Write the data below out exactly as it stands. Do not include the pictures.
---+---
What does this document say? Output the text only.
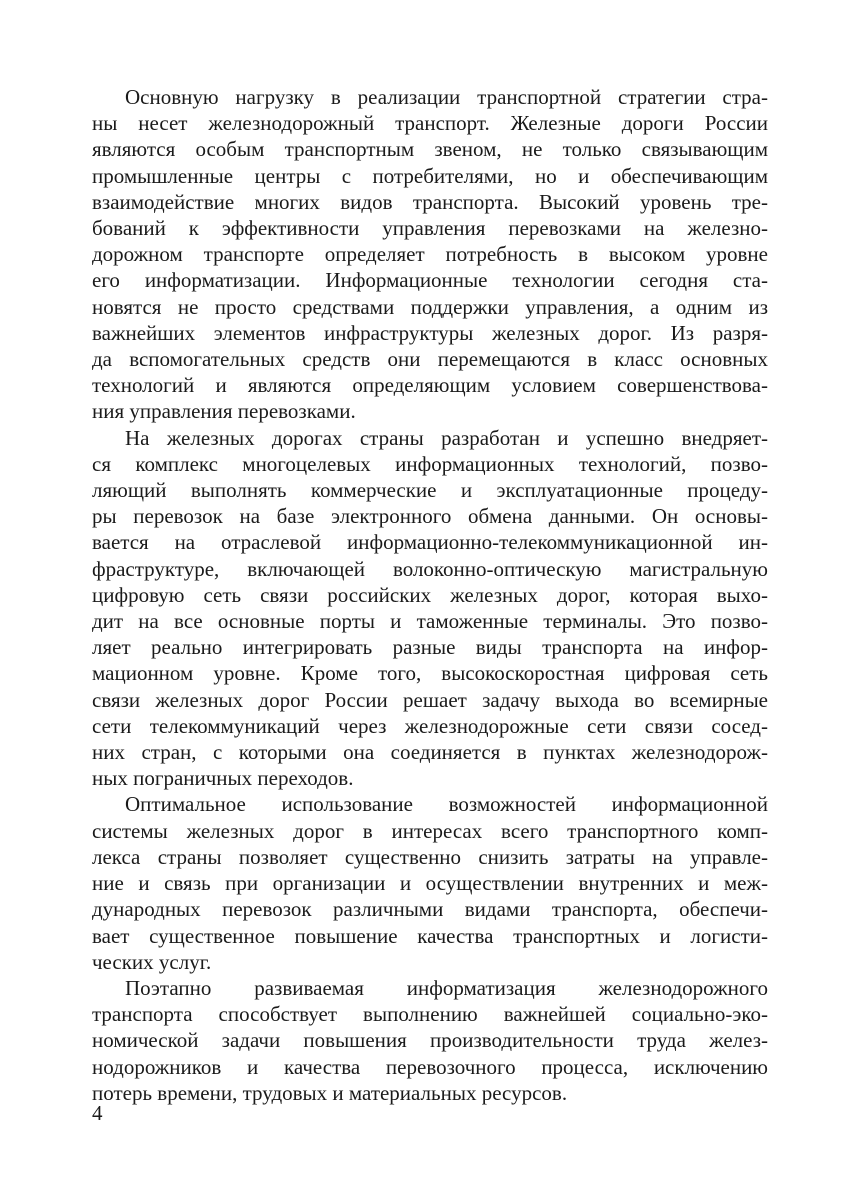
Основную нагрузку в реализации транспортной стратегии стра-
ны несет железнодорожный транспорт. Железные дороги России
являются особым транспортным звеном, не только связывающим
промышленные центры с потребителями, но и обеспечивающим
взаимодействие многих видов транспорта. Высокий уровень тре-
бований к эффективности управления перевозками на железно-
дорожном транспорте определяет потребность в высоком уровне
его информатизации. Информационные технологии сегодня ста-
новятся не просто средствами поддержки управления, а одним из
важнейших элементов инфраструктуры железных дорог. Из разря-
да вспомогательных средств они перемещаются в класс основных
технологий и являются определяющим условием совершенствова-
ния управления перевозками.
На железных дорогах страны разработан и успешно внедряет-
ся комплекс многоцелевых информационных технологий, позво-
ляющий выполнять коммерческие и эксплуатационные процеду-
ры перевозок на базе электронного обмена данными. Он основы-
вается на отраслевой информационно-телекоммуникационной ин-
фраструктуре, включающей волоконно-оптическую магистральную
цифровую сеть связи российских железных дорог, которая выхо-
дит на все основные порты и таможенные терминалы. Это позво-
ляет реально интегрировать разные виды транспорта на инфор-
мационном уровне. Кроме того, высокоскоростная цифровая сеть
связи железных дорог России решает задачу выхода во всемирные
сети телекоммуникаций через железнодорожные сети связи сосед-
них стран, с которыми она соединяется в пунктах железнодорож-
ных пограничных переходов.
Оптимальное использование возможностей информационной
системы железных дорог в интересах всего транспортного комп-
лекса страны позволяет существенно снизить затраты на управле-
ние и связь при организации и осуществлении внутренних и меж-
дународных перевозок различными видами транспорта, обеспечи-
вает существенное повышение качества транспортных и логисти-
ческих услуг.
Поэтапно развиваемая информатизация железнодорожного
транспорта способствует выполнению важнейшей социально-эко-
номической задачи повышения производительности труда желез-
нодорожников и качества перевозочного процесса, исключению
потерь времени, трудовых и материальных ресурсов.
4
---+---
_OUTPUT OF THE EXERCISE:_
What does this document say? Output the text only.
Основную нагрузку в реализации транспортной стратегии стра-
ны несет железнодорожный транспорт. Железные дороги России
являются особым транспортным звеном, не только связывающим
промышленные центры с потребителями, но и обеспечивающим
взаимодействие многих видов транспорта. Высокий уровень тре-
бований к эффективности управления перевозками на железно-
дорожном транспорте определяет потребность в высоком уровне
его информатизации. Информационные технологии сегодня ста-
новятся не просто средствами поддержки управления, а одним из
важнейших элементов инфраструктуры железных дорог. Из разря-
да вспомогательных средств они перемещаются в класс основных
технологий и являются определяющим условием совершенствова-
ния управления перевозками.
На железных дорогах страны разработан и успешно внедряет-
ся комплекс многоцелевых информационных технологий, позво-
ляющий выполнять коммерческие и эксплуатационные процеду-
ры перевозок на базе электронного обмена данными. Он основы-
вается на отраслевой информационно-телекоммуникационной ин-
фраструктуре, включающей волоконно-оптическую магистральную
цифровую сеть связи российских железных дорог, которая выхо-
дит на все основные порты и таможенные терминалы. Это позво-
ляет реально интегрировать разные виды транспорта на инфор-
мационном уровне. Кроме того, высокоскоростная цифровая сеть
связи железных дорог России решает задачу выхода во всемирные
сети телекоммуникаций через железнодорожные сети связи сосед-
них стран, с которыми она соединяется в пунктах железнодорож-
ных пограничных переходов.
Оптимальное использование возможностей информационной
системы железных дорог в интересах всего транспортного комп-
лекса страны позволяет существенно снизить затраты на управле-
ние и связь при организации и осуществлении внутренних и меж-
дународных перевозок различными видами транспорта, обеспечи-
вает существенное повышение качества транспортных и логисти-
ческих услуг.
Поэтапно развиваемая информатизация железнодорожного
транспорта способствует выполнению важнейшей социально-эко-
номической задачи повышения производительности труда желез-
нодорожников и качества перевозочного процесса, исключению
потерь времени, трудовых и материальных ресурсов.
4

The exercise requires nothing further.